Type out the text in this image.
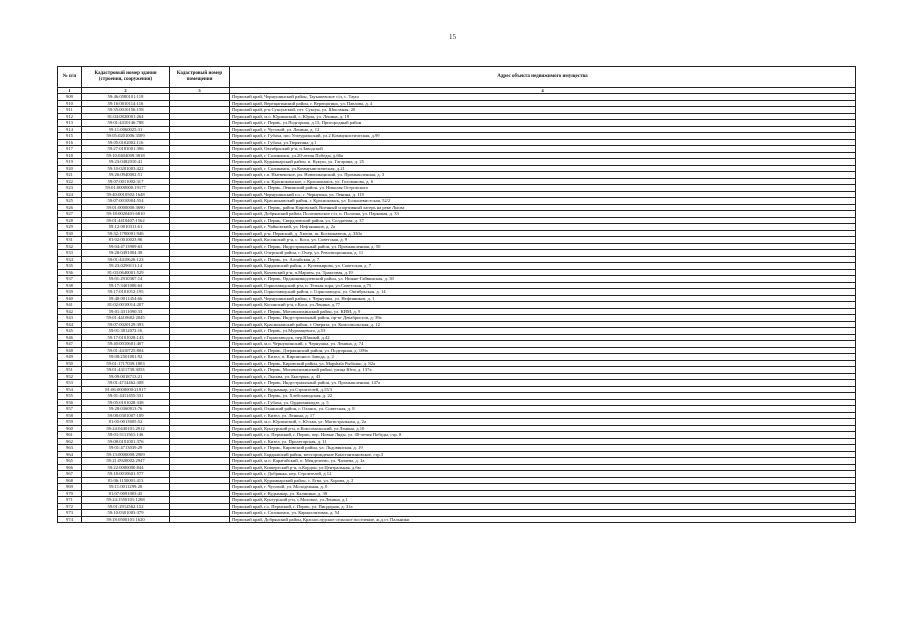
15
№ п/п	Кадастровый номер здания (строения, сооружения)	Кадастровый номер помещения	Адрес объекта недвижимого имущества
1	2	3	4
909	59:46:0580101:118		Пермский край, Чернушинский район, Тауышевское с/п, с. Тауш
910	59:16:0010114:116		Пермский край, Верещагинский район, г. Верещагино, ул. Павлова, д. 4
911	59:35:0010156:158		Пермский край, р-н Суксунский, пгт. Суксун, ул. Школьная, 20
912	81:04:0820001:264		Пермский край, м.о. Юрлинский, с. Юрла, ул. Ленина, д. 18
913	59:01:4410146:788		Пермский край, г. Пермь, ул.Подгорная, д.15, Пригородный район
914	59:11:0060025:31		Пермский край, г. Чусовой, ул. Ленина, д. 12
915	59:05:0201006:3509		Пермский край, г. Губаха, пос.Углеуральский, ул.2 Коммунистическая, д.99
916	59:05:0102002:116		Пермский край, г. Губаха, ул.Тюрятина, д.1
917	59:27:0181001:396		Пермский край, Октябрьский р-н, п.Заводской
918	59:10:0404009:3818		Пермский край, г. Соликамск, ул.20-летия Победы, д.66а
919	59:23:0482010:41		Пермский край, Кудымкарский район, п. Кукуш, ул. Гагарина, д. 25
920	59:10:0201003:422		Пермский край, г. Соликамск, ул.Коммунистическая, д.21
921	59:26:0940002:51		Пермский край, г.п. Нытвенское, рп. Новоильинский, ул. Промышленная, д. 3
922	59:07:0011002:317		Пермский край, г.п. Краснокамское, г. Краснокамск, ул. Голованова, д. 6
923	59:01:0000000:19177		Пермский край, г. Пермь, Ленинский район, ул. Николая Островского
924	59:40:0010502:1648		Пермский край, Чернушинский г.о., г. Чернушка, ул. Ленина, д. 119
925	59:07:0010904:554		Пермский край, Краснокамский район, г. Краснокамск, ул. Большевистская, 52/2
926	59:01:0000000:3690		Пермский край, г. Пермь, район Кировский, Военный спортивный лагерь на реке Лысва
927	59:18:0020401:6810		Пермский край, Добрянский район, Полазненское г/п, п. Полазна, ул. Парковая, д. 33
928	59:01:4410407:1562		Пермский край, г. Пермь, Свердловский район, ул. Солдатова, д. 37
929	59:12:0010311:61		Пермский край, г. Чайковский, ул. Нефтяников, д. 2а
930	59:32:1790001:946		Пермский край, р-н. Пермский, д. Хмели, ш. Космонавтов, д. 330а
931	81:02:0010023:96		Пермский край, Косинский р-н, с. Коса, ул. Советская, д. 9
932	59:04:4713909:63		Пермский край, г. Пермь, Индустриальный район, ул. Промышленная, д. 50
933	59:28:0491004:38		Пермский край, Очерский район, г. Очер, ул. Революционная, д. 11
934	59:01:4410626:123		Пермский край, г. Пермь, ул. Алтайская, д. 7
935	59:23:0290111:14		Пермский край, Бардымский район, с. Куземьярово, ул. Советская, д. 7
936	81:03:0640001:529		Пермский край, Кочевский р-н, п.Мараты, ул. Трактовая, д.19
937	59:01:2910367:14		Пермский край, г. Пермь, Орджоникидзевский район, ул. Нижне-Гайвинская, д. 30
938	59:17:3401006:64		Пермский край, Горнозаводский р-н, п. Теплая гора, ул.Советская, д.75
939	59:17:0101012:195		Пермский край, Горнозаводский район, г. Горнозаводск, ул. Октябрьская, д. 14
940	59:40:0011454:66		Пермский край, Чернушинский район, г. Чернушка, ул. Нефтяников, д. 1
941	81:02:0010014:207		Пермский край, Косинский р-н, г.Коса, ул.Ленина, д.77
942	59:01:4311090:33		Пермский край, г. Пермь, Мотовилихинский район, ул. КИМ, д. 9
943	59:01:4410682:2045		Пермский край, г. Пермь, Индустриальный район, пр-кт Декабристов, д. 39а
944	59:07:0020129:393		Пермский край, Краснокамский район, г. Оверята, ул. Комсомольская, д. 12
945	59:01:3812072:16		Пермский край, г. Пермь, ул.Муромцевого, д.53
946	59:17:0101028:143		Пермский край, г.Горнозаводск, пер.Южный, д.42
947	59:40:0010601:407		Пермский край, м.о. Чернушинский, г. Чернушка, ул. Ленина, д. 74
948	59:01:4410725:804		Пермский край, г. Пермь, Дзержинский район, ул. Подгорная, д. 109а
949	59:08:2501001:92		Пермский край, г. Кизел, п. Кирпичного Завода, д. 2
950	59:01:1717039:1803		Пермский край, г. Пермь, Кировский район, ул. Марshala Рыбалко, д. 82а
951	59:01:4311739:3053		Пермский край, г. Пермь, Мотовилихинский район, улица Юпа, д. 137а
952	59:09:0018713:21		Пермский край, г. Лысьва, ул. Быстрых, д. 43
953	59:01:4714462:308		Пермский край, г. Пермь, Индустриальный район, ул. Промышленная, 147а
954	81:06:0000000:21917		Пермский край, г. Кудымкар, ул.Строителей, д.15/3
955	59:01:4411455:331		Пермский край, г. Пермь, ул. Хлебозаводская, д. 22
956	59:05:0101028:338		Пермский край, г. Губаха, ул. Орджоникидзе, д. 5
957	59:28:0360813:76		Пермский край, Оханский район, г. Оханск, ул. Советская, д. 8
958	59:08:0301007:109		Пермский край, г. Кизел, ул. Ленина, д. 17
959	81:05:0013005:52		Пермский край, м.о. Юрлинский, с. Юсьва, ул. Магистральная, д. 2а
960	59:24:0440101:2912		Пермский край, Кунгурский р-н, п.Комсомольский, ул.Ленина, д.10
961	59:01:5111561:146		Пермский край, г.о. Пермский, г. Пермь, пер. Новые Ляды, ул. 40-летия Победы, стр. 8
962	59:08:0101001:376		Пермский край, г. Кизел, ул. Пролетарская, д. 11
963	59:01:4713039:29		Пермский край, г. Пермь, Кировский район, ул. Льдовинская, д. 19
964	59:13:0000000:2909		Пермский край, Бардымский район, месторождение Константиновское, стр.3
965	59:21:0920002:2947		Пермский край, м.о. Карагайский, п. Менделеево, ул. Чапаева, д. 1а
966	59:22:0000000:844		Пермский край, Кишертский р-н, п.Кордон, ул.Центральная, д.6м
967	59:18:0010601:577		Пермский край, г. Добрянка, пер. Строителей, д.12
968	81:06:1150001:413		Пермский край, Кудымкарский район, с. Егва, ул. Хорова, д. 2
969	59:11:0011299:28		Пермский край, г. Чусовой, ул. Молодежная, д. 0
970	81:07:0091003:45		Пермский край, г. Кудымкар, ул. Калинина, д. 38
971	59:24:1550101:1208		Пермский край, Кунгурский р-н, с.Моховое, ул.Ленина, д.1
972	59:01:2912562:152		Пермский край, г.о. Пермский, г. Пермь, ул. Пицдорож, д. 31а
973	59:10:0301003:379		Пермский край, г. Соликамск, ул. Карналлитовая, д. 54
974	59:18:0500101:1620		Пермский край, Добрянский район, Краснослудское сельское поселение, ж.д.ст. Пальники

## TASK DESCRIPTION
From the entries above, output every line exactly and omit any image.

## SOLVED PROBLEM
Type out the text in this image.
15
№ п/п	Кадастровый номер здания (строения, сооружения)	Кадастровый номер помещения	Адрес объекта недвижимого имущества
1	2	3	4
909	59:46:0580101:118		Пермский край, Чернушинский район, Тауышевское с/п, с. Тауш
910	59:16:0010114:116		Пермский край, Верещагинский район, г. Верещагино, ул. Павлова, д. 4
911	59:35:0010156:158		Пермский край, р-н Суксунский, пгт. Суксун, ул. Школьная, 20
912	81:04:0820001:264		Пермский край, м.о. Юрлинский, с. Юрла, ул. Ленина, д. 18
913	59:01:4410146:788		Пермский край, г. Пермь, ул.Подгорная, д.15, Пригородный район
914	59:11:0060025:31		Пермский край, г. Чусовой, ул. Ленина, д. 12
915	59:05:0201006:3509		Пермский край, г. Губаха, пос.Углеуральский, ул.2 Коммунистическая, д.99
916	59:05:0102002:116		Пермский край, г. Губаха, ул.Тюрятина, д.1
917	59:27:0181001:396		Пермский край, Октябрьский р-н, п.Заводской
918	59:10:0404009:3818		Пермский край, г. Соликамск, ул.20-летия Победы, д.66а
919	59:23:0482010:41		Пермский край, Кудымкарский район, п. Кукуш, ул. Гагарина, д. 25
920	59:10:0201003:422		Пермский край, г. Соликамск, ул.Коммунистическая, д.21
921	59:26:0940002:51		Пермский край, г.п. Нытвенское, рп. Новоильинский, ул. Промышленная, д. 3
922	59:07:0011002:317		Пермский край, г.п. Краснокамское, г. Краснокамск, ул. Голованова, д. 6
923	59:01:0000000:19177		Пермский край, г. Пермь, Ленинский район, ул. Николая Островского
924	59:40:0010502:1648		Пермский край, Чернушинский г.о., г. Чернушка, ул. Ленина, д. 119
925	59:07:0010904:554		Пермский край, Краснокамский район, г. Краснокамск, ул. Большевистская, 52/2
926	59:01:0000000:3690		Пермский край, г. Пермь, район Кировский, Военный спортивный лагерь на реке Лысва
927	59:18:0020401:6810		Пермский край, Добрянский район, Полазненское г/п, п. Полазна, ул. Парковая, д. 33
928	59:01:4410407:1562		Пермский край, г. Пермь, Свердловский район, ул. Солдатова, д. 37
929	59:12:0010311:61		Пермский край, г. Чайковский, ул. Нефтяников, д. 2а
930	59:32:1790001:946		Пермский край, р-н. Пермский, д. Хмели, ш. Космонавтов, д. 330а
931	81:02:0010023:96		Пермский край, Косинский р-н, с. Коса, ул. Советская, д. 9
932	59:04:4713909:63		Пермский край, г. Пермь, Индустриальный район, ул. Промышленная, д. 50
933	59:28:0491004:38		Пермский край, Очерский район, г. Очер, ул. Революционная, д. 11
934	59:01:4410626:123		Пермский край, г. Пермь, ул. Алтайская, д. 7
935	59:23:0290111:14		Пермский край, Бардымский район, с. Куземьярово, ул. Советская, д. 7
936	81:03:0640001:529		Пермский край, Кочевский р-н, п.Мараты, ул. Трактовая, д.19
937	59:01:2910367:14		Пермский край, г. Пермь, Орджоникидзевский район, ул. Нижне-Гайвинская, д. 30
938	59:17:3401006:64		Пермский край, Горнозаводский р-н, п. Теплая гора, ул.Советская, д.75
939	59:17:0101012:195		Пермский край, Горнозаводский район, г. Горнозаводск, ул. Октябрьская, д. 14
940	59:40:0011454:66		Пермский край, Чернушинский район, г. Чернушка, ул. Нефтяников, д. 1
941	81:02:0010014:207		Пермский край, Косинский р-н, г.Коса, ул.Ленина, д.77
942	59:01:4311090:33		Пермский край, г. Пермь, Мотовилихинский район, ул. КИМ, д. 9
943	59:01:4410682:2045		Пермский край, г. Пермь, Индустриальный район, пр-кт Декабристов, д. 39а
944	59:07:0020129:393		Пермский край, Краснокамский район, г. Оверята, ул. Комсомольская, д. 12
945	59:01:3812072:16		Пермский край, г. Пермь, ул.Муромцевого, д.53
946	59:17:0101028:143		Пермский край, г.Горнозаводск, пер.Южный, д.42
947	59:40:0010601:407		Пермский край, м.о. Чернушинский, г. Чернушка, ул. Ленина, д. 74
948	59:01:4410725:804		Пермский край, г. Пермь, Дзержинский район, ул. Подгорная, д. 109а
949	59:08:2501001:92		Пермский край, г. Кизел, п. Кирпичного Завода, д. 2
950	59:01:1717039:1803		Пермский край, г. Пермь, Кировский район, ул. Марshala Рыбалко, д. 82а
951	59:01:4311739:3053		Пермский край, г. Пермь, Мотовилихинский район, улица Юпа, д. 137а
952	59:09:0018713:21		Пермский край, г. Лысьва, ул. Быстрых, д. 43
953	59:01:4714462:308		Пермский край, г. Пермь, Индустриальный район, ул. Промышленная, 147а
954	81:06:0000000:21917		Пермский край, г. Кудымкар, ул.Строителей, д.15/3
955	59:01:4411455:331		Пермский край, г. Пермь, ул. Хлебозаводская, д. 22
956	59:05:0101028:338		Пермский край, г. Губаха, ул. Орджоникидзе, д. 5
957	59:28:0360813:76		Пермский край, Оханский район, г. Оханск, ул. Советская, д. 8
958	59:08:0301007:109		Пермский край, г. Кизел, ул. Ленина, д. 17
959	81:05:0013005:52		Пермский край, м.о. Юрлинский, с. Юсьва, ул. Магистральная, д. 2а
960	59:24:0440101:2912		Пермский край, Кунгурский р-н, п.Комсомольский, ул.Ленина, д.10
961	59:01:5111561:146		Пермский край, г.о. Пермский, г. Пермь, пер. Новые Ляды, ул. 40-летия Победы, стр. 8
962	59:08:0101001:376		Пермский край, г. Кизел, ул. Пролетарская, д. 11
963	59:01:4713039:29		Пермский край, г. Пермь, Кировский район, ул. Льдовинская, д. 19
964	59:13:0000000:2909		Пермский край, Бардымский район, месторождение Константиновское, стр.3
965	59:21:0920002:2947		Пермский край, м.о. Карагайский, п. Менделеево, ул. Чапаева, д. 1а
966	59:22:0000000:844		Пермский край, Кишертский р-н, п.Кордон, ул.Центральная, д.6м
967	59:18:0010601:577		Пермский край, г. Добрянка, пер. Строителей, д.12
968	81:06:1150001:413		Пермский край, Кудымкарский район, с. Егва, ул. Хорова, д. 2
969	59:11:0011299:28		Пермский край, г. Чусовой, ул. Молодежная, д. 0
970	81:07:0091003:45		Пермский край, г. Кудымкар, ул. Калинина, д. 38
971	59:24:1550101:1208		Пермский край, Кунгурский р-н, с.Моховое, ул.Ленина, д.1
972	59:01:2912562:152		Пермский край, г.о. Пермский, г. Пермь, ул. Пицдорож, д. 31а
973	59:10:0301003:379		Пермский край, г. Соликамск, ул. Карналлитовая, д. 54
974	59:18:0500101:1620		Пермский край, Добрянский район, Краснослудское сельское поселение, ж.д.ст. Пальники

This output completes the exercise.